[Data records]
________________________

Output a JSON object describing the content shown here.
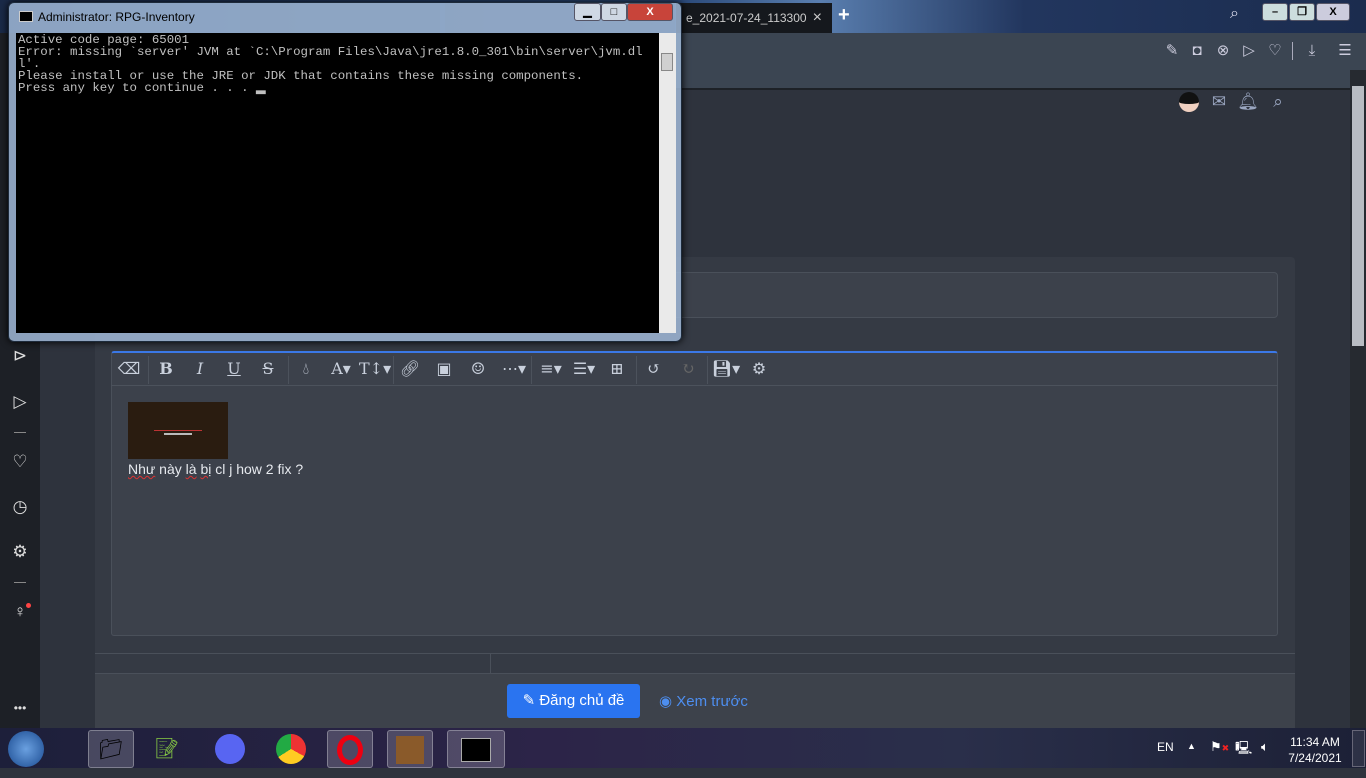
{
  "browser": {
    "active_tab": "e_2021-07-24_113300",
    "new_tab": "+",
    "tab_close": "×",
    "toolbar_icons": [
      "edit-snapshot-icon",
      "camera-icon",
      "adblock-icon",
      "send-icon",
      "heart-icon",
      "download-icon",
      "easy-setup-icon"
    ]
  },
  "sidebar": {
    "icons": [
      "player-icon",
      "send-icon",
      "heart-icon",
      "history-icon",
      "settings-icon",
      "lightbulb-icon",
      "more-icon"
    ],
    "more": "•••"
  },
  "console": {
    "title": "Administrator:  RPG-Inventory",
    "text": "Active code page: 65001\nError: missing `server' JVM at `C:\\Program Files\\Java\\jre1.8.0_301\\bin\\server\\jvm.dll'.\nPlease install or use the JRE or JDK that contains these missing components.\nPress any key to continue . . . ▂"
  },
  "editor": {
    "message_plain1": "Như",
    "message_plain2": " này ",
    "message_sp1": "là",
    "message_sp2": "bị",
    "message_plain3": " cl j how 2 fix ?"
  },
  "actions": {
    "post": "Đăng chủ đề",
    "preview": "Xem trước"
  },
  "tray": {
    "lang": "EN",
    "time": "11:34 AM",
    "date": "7/24/2021"
  }
}
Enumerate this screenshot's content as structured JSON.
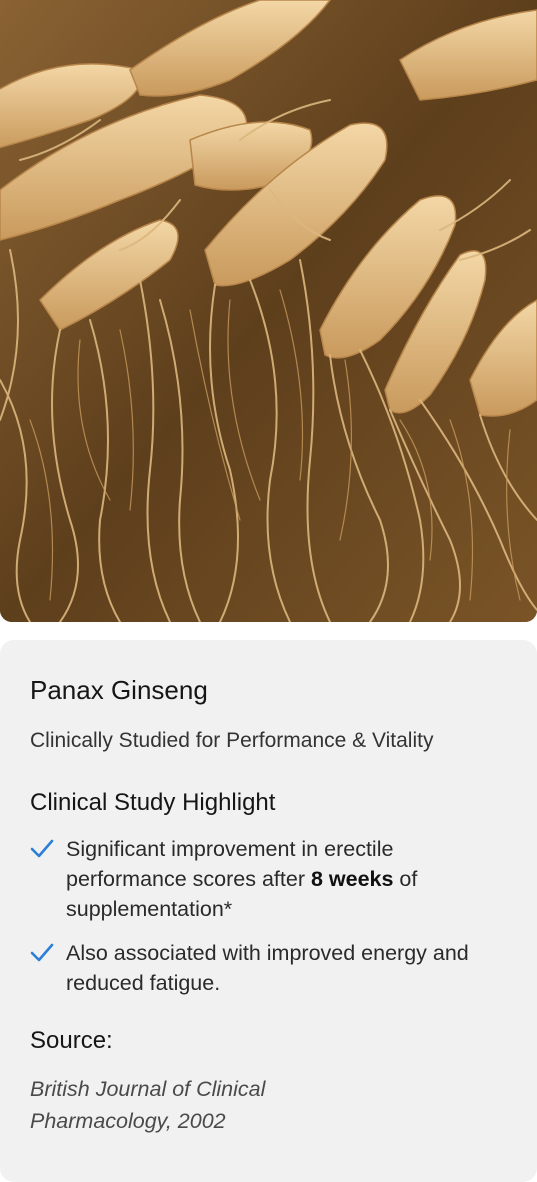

________________________

» **AIM**
Write out the full set of lines verbatim, without the pictures.

» **CORRECT RESPONSE**
Output a JSON object describing the content shown here.
{
  "browser": {
    "active_tab": "e_2021-07-24_113300",
    "new_tab": "+",
    "tab_close": "×",
    "toolbar_icons": [
      "edit-snapshot-icon",
      "camera-icon",
      "adblock-icon",
      "send-icon",
      "heart-icon",
      "download-icon",
      "easy-setup-icon"
    ]
  },
  "sidebar": {
    "icons": [
      "player-icon",
      "send-icon",
      "heart-icon",
      "history-icon",
      "settings-icon",
      "lightbulb-icon",
      "more-icon"
    ],
    "more": "•••"
  },
  "console": {
    "title": "Administrator:  RPG-Inventory",
    "text": "Active code page: 65001\nError: missing `server' JVM at `C:\\Program Files\\Java\\jre1.8.0_301\\bin\\server\\jvm.dll'.\nPlease install or use the JRE or JDK that contains these missing components.\nPress any key to continue . . . ▂"
  },
  "editor": {
    "message_plain1": "Như",
    "message_plain2": " này ",
    "message_sp1": "là",
    "message_sp2": "bị",
    "message_plain3": " cl j how 2 fix ?"
  },
  "actions": {
    "post": "Đăng chủ đề",
    "preview": "Xem trước"
  },
  "tray": {
    "lang": "EN",
    "time": "11:34 AM",
    "date": "7/24/2021"
  }
}
Enumerate this screenshot's content as structured JSON.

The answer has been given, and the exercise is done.